• **Given request**
Copy whichever lines contain the string "funciones".

## BEGIN Records supplied

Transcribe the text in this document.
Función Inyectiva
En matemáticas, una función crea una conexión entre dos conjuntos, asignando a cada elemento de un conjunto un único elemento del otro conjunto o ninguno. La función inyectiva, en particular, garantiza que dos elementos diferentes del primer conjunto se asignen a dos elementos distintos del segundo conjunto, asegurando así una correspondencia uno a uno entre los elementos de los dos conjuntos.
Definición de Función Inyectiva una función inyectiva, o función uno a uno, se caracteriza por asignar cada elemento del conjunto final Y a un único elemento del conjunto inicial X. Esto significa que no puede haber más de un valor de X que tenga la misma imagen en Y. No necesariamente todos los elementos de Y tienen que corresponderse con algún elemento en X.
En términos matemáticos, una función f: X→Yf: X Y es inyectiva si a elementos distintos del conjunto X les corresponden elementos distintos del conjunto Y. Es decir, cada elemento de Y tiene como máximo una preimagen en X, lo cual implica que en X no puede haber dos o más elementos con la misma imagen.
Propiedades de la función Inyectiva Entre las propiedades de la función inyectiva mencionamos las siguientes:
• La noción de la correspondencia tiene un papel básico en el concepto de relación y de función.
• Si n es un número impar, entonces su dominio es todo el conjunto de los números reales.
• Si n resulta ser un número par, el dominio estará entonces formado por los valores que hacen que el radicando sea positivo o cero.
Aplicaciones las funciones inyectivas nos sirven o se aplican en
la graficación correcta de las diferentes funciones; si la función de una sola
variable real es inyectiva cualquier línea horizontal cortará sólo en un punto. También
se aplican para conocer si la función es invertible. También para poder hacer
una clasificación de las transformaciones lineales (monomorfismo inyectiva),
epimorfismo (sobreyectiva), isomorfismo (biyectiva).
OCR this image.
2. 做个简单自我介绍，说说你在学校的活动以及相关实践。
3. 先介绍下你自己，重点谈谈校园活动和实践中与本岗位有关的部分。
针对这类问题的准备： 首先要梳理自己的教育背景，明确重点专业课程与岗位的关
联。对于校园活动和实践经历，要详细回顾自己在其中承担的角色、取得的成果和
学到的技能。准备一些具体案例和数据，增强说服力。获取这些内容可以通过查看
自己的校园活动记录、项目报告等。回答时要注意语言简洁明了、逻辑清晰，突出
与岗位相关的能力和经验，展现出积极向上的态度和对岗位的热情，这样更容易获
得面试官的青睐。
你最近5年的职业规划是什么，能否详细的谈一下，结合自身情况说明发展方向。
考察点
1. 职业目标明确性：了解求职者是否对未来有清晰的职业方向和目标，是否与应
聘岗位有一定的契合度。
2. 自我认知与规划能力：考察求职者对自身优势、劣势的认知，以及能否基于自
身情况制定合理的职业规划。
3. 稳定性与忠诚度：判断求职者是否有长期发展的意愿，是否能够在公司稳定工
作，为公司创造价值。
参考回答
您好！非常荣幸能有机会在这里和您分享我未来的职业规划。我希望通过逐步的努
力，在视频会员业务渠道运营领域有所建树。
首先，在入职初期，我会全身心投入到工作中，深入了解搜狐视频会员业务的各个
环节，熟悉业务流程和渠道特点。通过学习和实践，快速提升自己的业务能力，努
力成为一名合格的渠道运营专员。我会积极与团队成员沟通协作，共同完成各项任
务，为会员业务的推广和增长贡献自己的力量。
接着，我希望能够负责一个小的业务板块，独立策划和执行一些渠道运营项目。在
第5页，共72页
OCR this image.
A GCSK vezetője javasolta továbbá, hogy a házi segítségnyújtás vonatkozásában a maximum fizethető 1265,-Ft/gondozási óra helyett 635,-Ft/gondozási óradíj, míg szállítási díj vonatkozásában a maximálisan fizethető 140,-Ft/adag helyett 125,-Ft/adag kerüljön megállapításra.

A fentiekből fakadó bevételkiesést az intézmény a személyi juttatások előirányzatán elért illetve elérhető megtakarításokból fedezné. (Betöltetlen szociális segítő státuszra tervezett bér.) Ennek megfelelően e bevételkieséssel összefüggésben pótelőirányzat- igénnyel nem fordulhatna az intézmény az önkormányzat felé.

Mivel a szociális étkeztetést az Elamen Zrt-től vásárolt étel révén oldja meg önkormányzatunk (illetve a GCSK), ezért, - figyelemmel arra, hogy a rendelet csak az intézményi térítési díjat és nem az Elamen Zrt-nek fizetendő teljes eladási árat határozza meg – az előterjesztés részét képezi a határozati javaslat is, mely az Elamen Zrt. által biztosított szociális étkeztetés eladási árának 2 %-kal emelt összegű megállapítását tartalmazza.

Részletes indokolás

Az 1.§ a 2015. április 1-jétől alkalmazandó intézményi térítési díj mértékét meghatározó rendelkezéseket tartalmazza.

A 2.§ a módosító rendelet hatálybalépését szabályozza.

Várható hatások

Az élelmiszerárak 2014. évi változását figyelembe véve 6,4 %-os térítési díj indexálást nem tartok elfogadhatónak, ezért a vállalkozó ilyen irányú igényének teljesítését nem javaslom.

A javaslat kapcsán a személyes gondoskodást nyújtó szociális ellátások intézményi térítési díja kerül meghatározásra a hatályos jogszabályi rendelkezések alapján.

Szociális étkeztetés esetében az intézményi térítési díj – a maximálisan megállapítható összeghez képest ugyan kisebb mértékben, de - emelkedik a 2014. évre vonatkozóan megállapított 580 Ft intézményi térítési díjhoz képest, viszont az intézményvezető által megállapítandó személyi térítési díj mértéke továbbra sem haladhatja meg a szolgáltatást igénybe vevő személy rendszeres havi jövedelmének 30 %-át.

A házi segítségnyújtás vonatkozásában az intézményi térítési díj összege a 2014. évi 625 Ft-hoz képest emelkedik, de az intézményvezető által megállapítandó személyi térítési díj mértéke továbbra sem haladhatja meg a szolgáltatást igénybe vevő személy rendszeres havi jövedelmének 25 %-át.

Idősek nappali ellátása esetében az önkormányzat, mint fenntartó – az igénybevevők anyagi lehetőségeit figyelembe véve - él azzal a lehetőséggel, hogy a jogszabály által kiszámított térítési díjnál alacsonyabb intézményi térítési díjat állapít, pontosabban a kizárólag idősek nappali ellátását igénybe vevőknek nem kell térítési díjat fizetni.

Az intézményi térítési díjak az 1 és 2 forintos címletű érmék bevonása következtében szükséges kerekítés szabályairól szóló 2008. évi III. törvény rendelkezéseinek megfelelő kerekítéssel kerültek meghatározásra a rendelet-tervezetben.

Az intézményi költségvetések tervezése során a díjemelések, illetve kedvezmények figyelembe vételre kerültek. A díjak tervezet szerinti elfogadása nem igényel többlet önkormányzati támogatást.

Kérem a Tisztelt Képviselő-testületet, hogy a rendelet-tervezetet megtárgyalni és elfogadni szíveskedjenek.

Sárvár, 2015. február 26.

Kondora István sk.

## END Records supplied

• **Solved exercise**
Aplicaciones las funciones inyectivas nos sirven o se aplican en
la graficación correcta de las diferentes funciones; si la función de una sola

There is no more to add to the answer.